> **BRIEF**:
Write the data out again, exactly as given.

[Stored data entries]
** start **

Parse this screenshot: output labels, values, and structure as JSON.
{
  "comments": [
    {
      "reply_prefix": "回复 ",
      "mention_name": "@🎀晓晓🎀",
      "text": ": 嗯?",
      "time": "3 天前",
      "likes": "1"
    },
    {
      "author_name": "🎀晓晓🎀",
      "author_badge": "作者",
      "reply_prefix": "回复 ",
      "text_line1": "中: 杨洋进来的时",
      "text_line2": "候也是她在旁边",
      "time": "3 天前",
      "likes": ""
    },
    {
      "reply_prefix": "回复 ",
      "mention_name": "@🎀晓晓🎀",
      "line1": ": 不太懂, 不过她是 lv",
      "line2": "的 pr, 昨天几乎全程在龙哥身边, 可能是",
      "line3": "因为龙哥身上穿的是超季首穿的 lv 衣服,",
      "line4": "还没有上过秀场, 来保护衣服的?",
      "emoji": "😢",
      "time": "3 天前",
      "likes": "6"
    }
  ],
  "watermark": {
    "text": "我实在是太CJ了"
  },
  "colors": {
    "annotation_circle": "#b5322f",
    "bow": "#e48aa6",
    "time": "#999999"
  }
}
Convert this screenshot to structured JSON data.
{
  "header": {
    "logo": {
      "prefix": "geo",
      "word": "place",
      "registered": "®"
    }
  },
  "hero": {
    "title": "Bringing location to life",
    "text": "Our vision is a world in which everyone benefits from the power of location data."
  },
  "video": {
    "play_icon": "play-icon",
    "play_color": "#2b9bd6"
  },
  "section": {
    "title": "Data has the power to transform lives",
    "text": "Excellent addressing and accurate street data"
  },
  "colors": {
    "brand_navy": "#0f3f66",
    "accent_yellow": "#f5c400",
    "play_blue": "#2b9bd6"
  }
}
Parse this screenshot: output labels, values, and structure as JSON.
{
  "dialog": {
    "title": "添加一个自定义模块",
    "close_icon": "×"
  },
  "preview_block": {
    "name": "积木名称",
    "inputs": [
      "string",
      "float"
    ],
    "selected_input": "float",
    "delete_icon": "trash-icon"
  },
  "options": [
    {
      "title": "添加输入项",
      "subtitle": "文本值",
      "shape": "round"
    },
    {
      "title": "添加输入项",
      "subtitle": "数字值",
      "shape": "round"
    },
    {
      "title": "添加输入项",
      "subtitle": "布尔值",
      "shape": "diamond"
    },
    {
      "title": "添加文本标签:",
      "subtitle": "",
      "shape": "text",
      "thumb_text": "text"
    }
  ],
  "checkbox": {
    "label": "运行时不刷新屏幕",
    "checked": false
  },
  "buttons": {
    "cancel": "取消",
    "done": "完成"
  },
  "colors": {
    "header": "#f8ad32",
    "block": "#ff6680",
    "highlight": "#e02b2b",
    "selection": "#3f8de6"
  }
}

** end **

> **EXERCISE RESPONSE**:
Parse this screenshot: output labels, values, and structure as JSON.
{
  "comments": [
    {
      "reply_prefix": "回复 ",
      "mention_name": "@🎀晓晓🎀",
      "text": ": 嗯?",
      "time": "3 天前",
      "likes": "1"
    },
    {
      "author_name": "🎀晓晓🎀",
      "author_badge": "作者",
      "reply_prefix": "回复 ",
      "text_line1": "中: 杨洋进来的时",
      "text_line2": "候也是她在旁边",
      "time": "3 天前",
      "likes": ""
    },
    {
      "reply_prefix": "回复 ",
      "mention_name": "@🎀晓晓🎀",
      "line1": ": 不太懂, 不过她是 lv",
      "line2": "的 pr, 昨天几乎全程在龙哥身边, 可能是",
      "line3": "因为龙哥身上穿的是超季首穿的 lv 衣服,",
      "line4": "还没有上过秀场, 来保护衣服的?",
      "emoji": "😢",
      "time": "3 天前",
      "likes": "6"
    }
  ],
  "watermark": {
    "text": "我实在是太CJ了"
  },
  "colors": {
    "annotation_circle": "#b5322f",
    "bow": "#e48aa6",
    "time": "#999999"
  }
}
Convert this screenshot to structured JSON data.
{
  "header": {
    "logo": {
      "prefix": "geo",
      "word": "place",
      "registered": "®"
    }
  },
  "hero": {
    "title": "Bringing location to life",
    "text": "Our vision is a world in which everyone benefits from the power of location data."
  },
  "video": {
    "play_icon": "play-icon",
    "play_color": "#2b9bd6"
  },
  "section": {
    "title": "Data has the power to transform lives",
    "text": "Excellent addressing and accurate street data"
  },
  "colors": {
    "brand_navy": "#0f3f66",
    "accent_yellow": "#f5c400",
    "play_blue": "#2b9bd6"
  }
}
Parse this screenshot: output labels, values, and structure as JSON.
{
  "dialog": {
    "title": "添加一个自定义模块",
    "close_icon": "×"
  },
  "preview_block": {
    "name": "积木名称",
    "inputs": [
      "string",
      "float"
    ],
    "selected_input": "float",
    "delete_icon": "trash-icon"
  },
  "options": [
    {
      "title": "添加输入项",
      "subtitle": "文本值",
      "shape": "round"
    },
    {
      "title": "添加输入项",
      "subtitle": "数字值",
      "shape": "round"
    },
    {
      "title": "添加输入项",
      "subtitle": "布尔值",
      "shape": "diamond"
    },
    {
      "title": "添加文本标签:",
      "subtitle": "",
      "shape": "text",
      "thumb_text": "text"
    }
  ],
  "checkbox": {
    "label": "运行时不刷新屏幕",
    "checked": false
  },
  "buttons": {
    "cancel": "取消",
    "done": "完成"
  },
  "colors": {
    "header": "#f8ad32",
    "block": "#ff6680",
    "highlight": "#e02b2b",
    "selection": "#3f8de6"
  }
}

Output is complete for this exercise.